▸ YOUR GOAL: From the entries that follow, gather each line holding the word "JSON".

[Excerpts from a figure dataset]
= = = = = = =
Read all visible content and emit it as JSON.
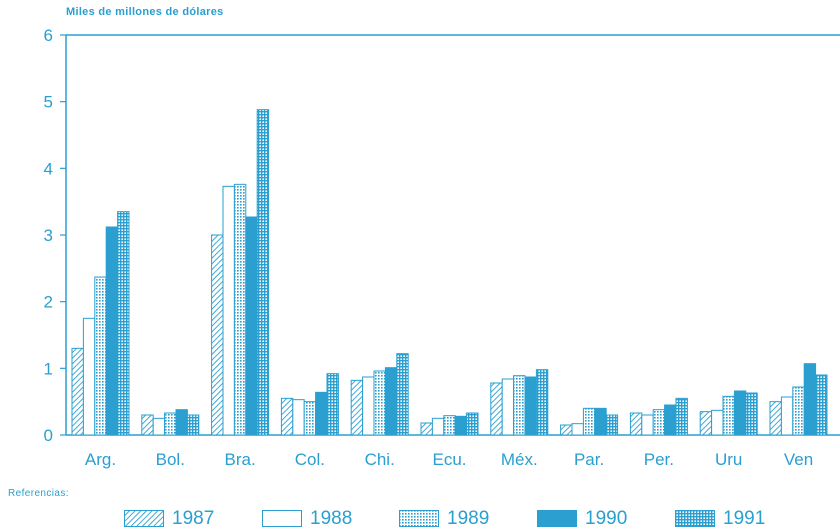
{
  "chart_data": {
    "type": "bar",
    "ylabel": "Miles de millones de dólares",
    "ylim": [
      0,
      6
    ],
    "yticks": [
      "0",
      "1",
      "2",
      "3",
      "4",
      "5",
      "6"
    ],
    "categories": [
      "Arg.",
      "Bol.",
      "Bra.",
      "Col.",
      "Chi.",
      "Ecu.",
      "Méx.",
      "Par.",
      "Per.",
      "Uru",
      "Ven"
    ],
    "series": [
      {
        "name": "1987",
        "values": [
          1.3,
          0.3,
          3.0,
          0.55,
          0.82,
          0.18,
          0.78,
          0.15,
          0.33,
          0.35,
          0.5
        ]
      },
      {
        "name": "1988",
        "values": [
          1.75,
          0.25,
          3.73,
          0.53,
          0.87,
          0.25,
          0.84,
          0.17,
          0.3,
          0.37,
          0.57
        ]
      },
      {
        "name": "1989",
        "values": [
          2.37,
          0.33,
          3.76,
          0.5,
          0.96,
          0.29,
          0.89,
          0.4,
          0.38,
          0.58,
          0.72
        ]
      },
      {
        "name": "1990",
        "values": [
          3.12,
          0.38,
          3.27,
          0.64,
          1.01,
          0.28,
          0.87,
          0.4,
          0.45,
          0.66,
          1.07
        ]
      },
      {
        "name": "1991",
        "values": [
          3.35,
          0.3,
          4.88,
          0.92,
          1.22,
          0.33,
          0.98,
          0.3,
          0.55,
          0.63,
          0.9
        ]
      }
    ],
    "legend_title": "Referencias:",
    "legend_position": "bottom",
    "grid": false,
    "colors": {
      "accent": "#2a9fd0"
    }
  }
}
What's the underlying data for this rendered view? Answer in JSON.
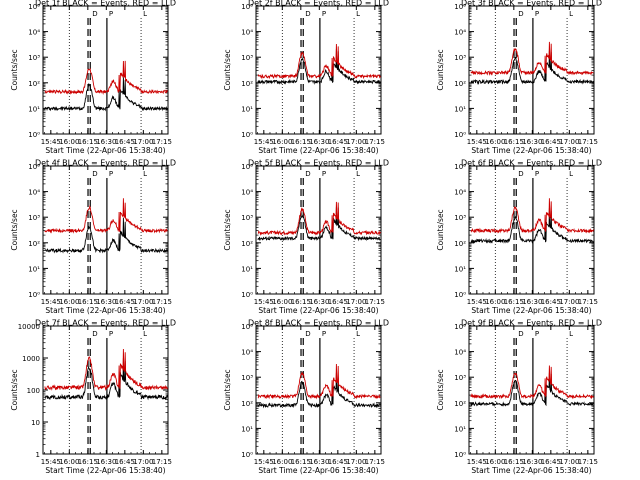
{
  "chart_data": [
    {
      "type": "line",
      "title": "Det 1f BLACK = Events, RED = LLD",
      "xlabel": "Start Time (22-Apr-06 15:38:40)",
      "ylabel": "Counts/sec",
      "ylim": [
        1,
        100000
      ],
      "y_tick_labels": [
        "10⁰",
        "10¹",
        "10²",
        "10³",
        "10⁴",
        "10⁵"
      ],
      "x_tick_labels": [
        "15:45",
        "16:00",
        "16:15",
        "16:30",
        "16:45",
        "17:00",
        "17:15"
      ],
      "marker_labels": {
        "dashed": "D",
        "solid": "P",
        "dotted_end": "L"
      },
      "series": [
        {
          "name": "Events",
          "color": "#000000",
          "base": 10
        },
        {
          "name": "LLD",
          "color": "#cc0000",
          "base": 45
        }
      ]
    },
    {
      "type": "line",
      "title": "Det 2f BLACK = Events, RED = LLD",
      "xlabel": "Start Time (22-Apr-06 15:38:40)",
      "ylabel": "Counts/sec",
      "ylim": [
        1,
        100000
      ],
      "y_tick_labels": [
        "10⁰",
        "10¹",
        "10²",
        "10³",
        "10⁴",
        "10⁵"
      ],
      "x_tick_labels": [
        "15:45",
        "16:00",
        "16:15",
        "16:30",
        "16:45",
        "17:00",
        "17:15"
      ],
      "marker_labels": {
        "dashed": "D",
        "solid": "P",
        "dotted_end": "L"
      },
      "series": [
        {
          "name": "Events",
          "color": "#000000",
          "base": 110
        },
        {
          "name": "LLD",
          "color": "#cc0000",
          "base": 180
        }
      ]
    },
    {
      "type": "line",
      "title": "Det 3f BLACK = Events, RED = LLD",
      "xlabel": "Start Time (22-Apr-06 15:38:40)",
      "ylabel": "Counts/sec",
      "ylim": [
        1,
        100000
      ],
      "y_tick_labels": [
        "10⁰",
        "10¹",
        "10²",
        "10³",
        "10⁴",
        "10⁵"
      ],
      "x_tick_labels": [
        "15:45",
        "16:00",
        "16:15",
        "16:30",
        "16:45",
        "17:00",
        "17:15"
      ],
      "marker_labels": {
        "dashed": "D",
        "solid": "P",
        "dotted_end": "L"
      },
      "series": [
        {
          "name": "Events",
          "color": "#000000",
          "base": 110
        },
        {
          "name": "LLD",
          "color": "#cc0000",
          "base": 250
        }
      ]
    },
    {
      "type": "line",
      "title": "Det 4f BLACK = Events, RED = LLD",
      "xlabel": "Start Time (22-Apr-06 15:38:40)",
      "ylabel": "Counts/sec",
      "ylim": [
        1,
        100000
      ],
      "y_tick_labels": [
        "10⁰",
        "10¹",
        "10²",
        "10³",
        "10⁴",
        "10⁵"
      ],
      "x_tick_labels": [
        "15:45",
        "16:00",
        "16:15",
        "16:30",
        "16:45",
        "17:00",
        "17:15"
      ],
      "marker_labels": {
        "dashed": "D",
        "solid": "P",
        "dotted_end": "L"
      },
      "series": [
        {
          "name": "Events",
          "color": "#000000",
          "base": 50
        },
        {
          "name": "LLD",
          "color": "#cc0000",
          "base": 300
        }
      ]
    },
    {
      "type": "line",
      "title": "Det 5f BLACK = Events, RED = LLD",
      "xlabel": "Start Time (22-Apr-06 15:38:40)",
      "ylabel": "Counts/sec",
      "ylim": [
        1,
        100000
      ],
      "y_tick_labels": [
        "10⁰",
        "10¹",
        "10²",
        "10³",
        "10⁴",
        "10⁵"
      ],
      "x_tick_labels": [
        "15:45",
        "16:00",
        "16:15",
        "16:30",
        "16:45",
        "17:00",
        "17:15"
      ],
      "marker_labels": {
        "dashed": "D",
        "solid": "P",
        "dotted_end": "L"
      },
      "series": [
        {
          "name": "Events",
          "color": "#000000",
          "base": 150
        },
        {
          "name": "LLD",
          "color": "#cc0000",
          "base": 250
        }
      ]
    },
    {
      "type": "line",
      "title": "Det 6f BLACK = Events, RED = LLD",
      "xlabel": "Start Time (22-Apr-06 15:38:40)",
      "ylabel": "Counts/sec",
      "ylim": [
        1,
        100000
      ],
      "y_tick_labels": [
        "10⁰",
        "10¹",
        "10²",
        "10³",
        "10⁴",
        "10⁵"
      ],
      "x_tick_labels": [
        "15:45",
        "16:00",
        "16:15",
        "16:30",
        "16:45",
        "17:00",
        "17:15"
      ],
      "marker_labels": {
        "dashed": "D",
        "solid": "P",
        "dotted_end": "L"
      },
      "series": [
        {
          "name": "Events",
          "color": "#000000",
          "base": 120
        },
        {
          "name": "LLD",
          "color": "#cc0000",
          "base": 300
        }
      ]
    },
    {
      "type": "line",
      "title": "Det 7f BLACK = Events, RED = LLD",
      "xlabel": "Start Time (22-Apr-06 15:38:40)",
      "ylabel": "Counts/sec",
      "ylim": [
        1,
        10000
      ],
      "y_tick_labels": [
        "1",
        "10",
        "100",
        "1000",
        "10000"
      ],
      "x_tick_labels": [
        "15:45",
        "16:00",
        "16:15",
        "16:30",
        "16:45",
        "17:00",
        "17:15"
      ],
      "marker_labels": {
        "dashed": "D",
        "solid": "P",
        "dotted_end": "L"
      },
      "series": [
        {
          "name": "Events",
          "color": "#000000",
          "base": 60
        },
        {
          "name": "LLD",
          "color": "#cc0000",
          "base": 120
        }
      ]
    },
    {
      "type": "line",
      "title": "Det 8f BLACK = Events, RED = LLD",
      "xlabel": "Start Time (22-Apr-06 15:38:40)",
      "ylabel": "Counts/sec",
      "ylim": [
        1,
        100000
      ],
      "y_tick_labels": [
        "10⁰",
        "10¹",
        "10²",
        "10³",
        "10⁴",
        "10⁵"
      ],
      "x_tick_labels": [
        "15:45",
        "16:00",
        "16:15",
        "16:30",
        "16:45",
        "17:00",
        "17:15"
      ],
      "marker_labels": {
        "dashed": "D",
        "solid": "P",
        "dotted_end": "L"
      },
      "series": [
        {
          "name": "Events",
          "color": "#000000",
          "base": 80
        },
        {
          "name": "LLD",
          "color": "#cc0000",
          "base": 180
        }
      ]
    },
    {
      "type": "line",
      "title": "Det 9f BLACK = Events, RED = LLD",
      "xlabel": "Start Time (22-Apr-06 15:38:40)",
      "ylabel": "Counts/sec",
      "ylim": [
        1,
        100000
      ],
      "y_tick_labels": [
        "10⁰",
        "10¹",
        "10²",
        "10³",
        "10⁴",
        "10⁵"
      ],
      "x_tick_labels": [
        "15:45",
        "16:00",
        "16:15",
        "16:30",
        "16:45",
        "17:00",
        "17:15"
      ],
      "marker_labels": {
        "dashed": "D",
        "solid": "P",
        "dotted_end": "L"
      },
      "series": [
        {
          "name": "Events",
          "color": "#000000",
          "base": 90
        },
        {
          "name": "LLD",
          "color": "#cc0000",
          "base": 180
        }
      ]
    }
  ]
}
= = = = = = =
▸ RESULT OF THE EXERCISE:
Read all visible content and emit it as JSON.
What's the underlying data for this rendered view? Answer in JSON.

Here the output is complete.